Problem details
Convert the lines from the line with "Patent image size: (1058, 1114)." to the line with "In FIG. 3B, the taper angle", both included, into a JSON list of strings with one string per line and no blank lines.
━━━━━ Material for this exercise ━━━━━
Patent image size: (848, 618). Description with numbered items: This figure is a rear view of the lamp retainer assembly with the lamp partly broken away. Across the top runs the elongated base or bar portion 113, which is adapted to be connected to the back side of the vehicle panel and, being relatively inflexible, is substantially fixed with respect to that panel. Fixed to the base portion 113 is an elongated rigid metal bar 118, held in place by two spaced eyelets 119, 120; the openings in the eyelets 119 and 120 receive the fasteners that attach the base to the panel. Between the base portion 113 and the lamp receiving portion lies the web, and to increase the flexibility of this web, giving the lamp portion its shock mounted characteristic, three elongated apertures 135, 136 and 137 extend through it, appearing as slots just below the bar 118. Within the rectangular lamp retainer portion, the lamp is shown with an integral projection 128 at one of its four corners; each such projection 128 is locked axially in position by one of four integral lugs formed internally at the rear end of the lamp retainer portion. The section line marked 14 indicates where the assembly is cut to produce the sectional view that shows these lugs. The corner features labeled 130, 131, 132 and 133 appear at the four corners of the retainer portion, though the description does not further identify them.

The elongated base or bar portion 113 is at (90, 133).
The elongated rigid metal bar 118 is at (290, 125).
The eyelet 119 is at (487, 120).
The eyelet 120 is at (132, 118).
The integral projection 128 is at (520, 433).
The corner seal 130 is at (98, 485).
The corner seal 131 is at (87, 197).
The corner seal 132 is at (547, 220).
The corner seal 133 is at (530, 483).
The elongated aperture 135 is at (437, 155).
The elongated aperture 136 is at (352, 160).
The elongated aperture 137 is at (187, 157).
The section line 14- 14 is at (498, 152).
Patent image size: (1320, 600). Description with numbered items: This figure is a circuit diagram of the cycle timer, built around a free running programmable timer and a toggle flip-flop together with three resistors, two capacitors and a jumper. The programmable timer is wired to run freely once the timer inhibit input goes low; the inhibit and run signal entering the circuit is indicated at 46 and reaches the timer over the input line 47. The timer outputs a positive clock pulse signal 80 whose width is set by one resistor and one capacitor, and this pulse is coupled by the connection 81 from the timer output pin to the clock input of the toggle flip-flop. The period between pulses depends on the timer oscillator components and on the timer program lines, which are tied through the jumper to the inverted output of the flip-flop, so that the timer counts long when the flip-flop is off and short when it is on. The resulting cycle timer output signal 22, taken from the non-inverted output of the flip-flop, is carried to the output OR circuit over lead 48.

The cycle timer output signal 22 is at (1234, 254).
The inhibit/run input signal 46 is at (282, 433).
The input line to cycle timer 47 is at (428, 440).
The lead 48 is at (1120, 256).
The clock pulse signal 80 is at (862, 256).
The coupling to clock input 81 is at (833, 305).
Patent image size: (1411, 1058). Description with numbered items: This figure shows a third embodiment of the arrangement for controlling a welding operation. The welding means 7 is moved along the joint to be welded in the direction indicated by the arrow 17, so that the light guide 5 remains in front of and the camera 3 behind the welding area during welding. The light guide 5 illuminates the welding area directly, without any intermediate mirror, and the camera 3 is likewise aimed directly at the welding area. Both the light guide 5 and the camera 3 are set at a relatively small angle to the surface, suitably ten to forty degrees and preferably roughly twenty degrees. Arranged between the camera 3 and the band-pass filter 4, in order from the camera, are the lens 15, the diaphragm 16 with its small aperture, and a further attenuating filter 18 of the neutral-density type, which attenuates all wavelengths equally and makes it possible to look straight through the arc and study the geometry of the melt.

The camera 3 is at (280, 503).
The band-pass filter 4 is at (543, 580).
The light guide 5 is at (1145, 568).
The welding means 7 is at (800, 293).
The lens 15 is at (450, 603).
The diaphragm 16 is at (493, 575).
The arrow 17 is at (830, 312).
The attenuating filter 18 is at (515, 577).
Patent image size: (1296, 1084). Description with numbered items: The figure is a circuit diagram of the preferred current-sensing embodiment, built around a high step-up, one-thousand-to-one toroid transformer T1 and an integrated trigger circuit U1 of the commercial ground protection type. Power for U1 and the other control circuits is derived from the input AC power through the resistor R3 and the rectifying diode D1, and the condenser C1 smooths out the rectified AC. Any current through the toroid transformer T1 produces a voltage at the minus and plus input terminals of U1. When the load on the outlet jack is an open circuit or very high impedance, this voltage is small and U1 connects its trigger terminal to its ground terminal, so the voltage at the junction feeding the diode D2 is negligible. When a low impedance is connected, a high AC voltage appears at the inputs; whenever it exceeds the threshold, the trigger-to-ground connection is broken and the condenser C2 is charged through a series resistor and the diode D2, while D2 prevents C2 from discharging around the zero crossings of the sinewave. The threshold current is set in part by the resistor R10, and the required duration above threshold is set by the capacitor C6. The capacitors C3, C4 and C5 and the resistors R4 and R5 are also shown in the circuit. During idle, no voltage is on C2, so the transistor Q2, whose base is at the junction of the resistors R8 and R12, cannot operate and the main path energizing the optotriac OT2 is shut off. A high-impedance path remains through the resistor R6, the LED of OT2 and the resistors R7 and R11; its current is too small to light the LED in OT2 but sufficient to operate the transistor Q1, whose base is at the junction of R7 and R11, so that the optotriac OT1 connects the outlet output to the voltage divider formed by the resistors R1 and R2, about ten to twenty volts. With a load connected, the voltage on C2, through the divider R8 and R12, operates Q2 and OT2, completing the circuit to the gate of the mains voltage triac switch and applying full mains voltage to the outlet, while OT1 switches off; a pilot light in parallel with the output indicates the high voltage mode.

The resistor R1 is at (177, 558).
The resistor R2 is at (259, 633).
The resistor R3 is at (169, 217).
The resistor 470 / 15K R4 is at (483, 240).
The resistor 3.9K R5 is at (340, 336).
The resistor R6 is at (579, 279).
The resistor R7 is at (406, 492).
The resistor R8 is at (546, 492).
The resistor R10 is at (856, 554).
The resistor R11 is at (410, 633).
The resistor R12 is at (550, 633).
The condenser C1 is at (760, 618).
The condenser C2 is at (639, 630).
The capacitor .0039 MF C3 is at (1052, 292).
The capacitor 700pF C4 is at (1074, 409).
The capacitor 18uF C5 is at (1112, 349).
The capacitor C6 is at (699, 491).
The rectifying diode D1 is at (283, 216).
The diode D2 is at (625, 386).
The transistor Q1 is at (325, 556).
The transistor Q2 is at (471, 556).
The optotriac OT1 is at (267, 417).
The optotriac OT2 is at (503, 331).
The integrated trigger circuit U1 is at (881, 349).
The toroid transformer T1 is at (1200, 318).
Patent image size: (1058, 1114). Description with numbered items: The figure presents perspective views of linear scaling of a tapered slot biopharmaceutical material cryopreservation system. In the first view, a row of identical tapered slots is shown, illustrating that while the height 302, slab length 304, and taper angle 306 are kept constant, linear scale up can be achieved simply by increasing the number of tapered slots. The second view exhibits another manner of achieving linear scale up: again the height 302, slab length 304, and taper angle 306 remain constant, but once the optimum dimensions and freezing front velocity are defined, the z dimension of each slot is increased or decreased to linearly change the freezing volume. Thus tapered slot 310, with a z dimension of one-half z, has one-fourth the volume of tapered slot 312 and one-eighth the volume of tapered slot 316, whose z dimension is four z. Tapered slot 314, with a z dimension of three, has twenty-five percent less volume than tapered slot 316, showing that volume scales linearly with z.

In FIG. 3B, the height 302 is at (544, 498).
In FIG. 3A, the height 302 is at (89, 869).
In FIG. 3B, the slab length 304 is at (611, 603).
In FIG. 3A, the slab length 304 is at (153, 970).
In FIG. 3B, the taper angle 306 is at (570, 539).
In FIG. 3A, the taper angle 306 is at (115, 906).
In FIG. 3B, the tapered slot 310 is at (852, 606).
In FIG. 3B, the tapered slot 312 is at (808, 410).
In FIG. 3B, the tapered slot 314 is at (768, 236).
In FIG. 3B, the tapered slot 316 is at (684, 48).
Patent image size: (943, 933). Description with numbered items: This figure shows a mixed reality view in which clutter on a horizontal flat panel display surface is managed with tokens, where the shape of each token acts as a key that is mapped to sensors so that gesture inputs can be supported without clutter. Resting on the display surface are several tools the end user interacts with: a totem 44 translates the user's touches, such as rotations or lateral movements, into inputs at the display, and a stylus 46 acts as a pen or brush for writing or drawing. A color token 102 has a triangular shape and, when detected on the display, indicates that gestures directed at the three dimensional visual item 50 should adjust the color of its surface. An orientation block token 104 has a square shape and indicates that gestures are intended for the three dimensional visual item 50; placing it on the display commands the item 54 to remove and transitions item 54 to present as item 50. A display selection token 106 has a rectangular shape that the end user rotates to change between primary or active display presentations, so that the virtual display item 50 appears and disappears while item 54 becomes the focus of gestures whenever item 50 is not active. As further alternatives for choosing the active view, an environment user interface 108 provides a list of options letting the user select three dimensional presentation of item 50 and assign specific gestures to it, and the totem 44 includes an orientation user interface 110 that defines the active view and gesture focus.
━━━━━
Finished answer
[
  "Patent image size: (1058, 1114). Description with numbered items: The figure presents perspective views of linear scaling of a tapered slot biopharmaceutical material cryopreservation system. In the first view, a row of identical tapered slots is shown, illustrating that while the height 302, slab length 304, and taper angle 306 are kept constant, linear scale up can be achieved simply by increasing the number of tapered slots. The second view exhibits another manner of achieving linear scale up: again the height 302, slab length 304, and taper angle 306 remain constant, but once the optimum dimensions and freezing front velocity are defined, the z dimension of each slot is increased or decreased to linearly change the freezing volume. Thus tapered slot 310, with a z dimension of one-half z, has one-fourth the volume of tapered slot 312 and one-eighth the volume of tapered slot 316, whose z dimension is four z. Tapered slot 314, with a z dimension of three, has twenty-five percent less volume than tapered slot 316, showing that volume scales linearly with z.",
  "In FIG. 3B, the height 302 is at (544, 498).",
  "In FIG. 3A, the height 302 is at (89, 869).",
  "In FIG. 3B, the slab length 304 is at (611, 603).",
  "In FIG. 3A, the slab length 304 is at (153, 970).",
  "In FIG. 3B, the taper angle 306 is at (570, 539)."
]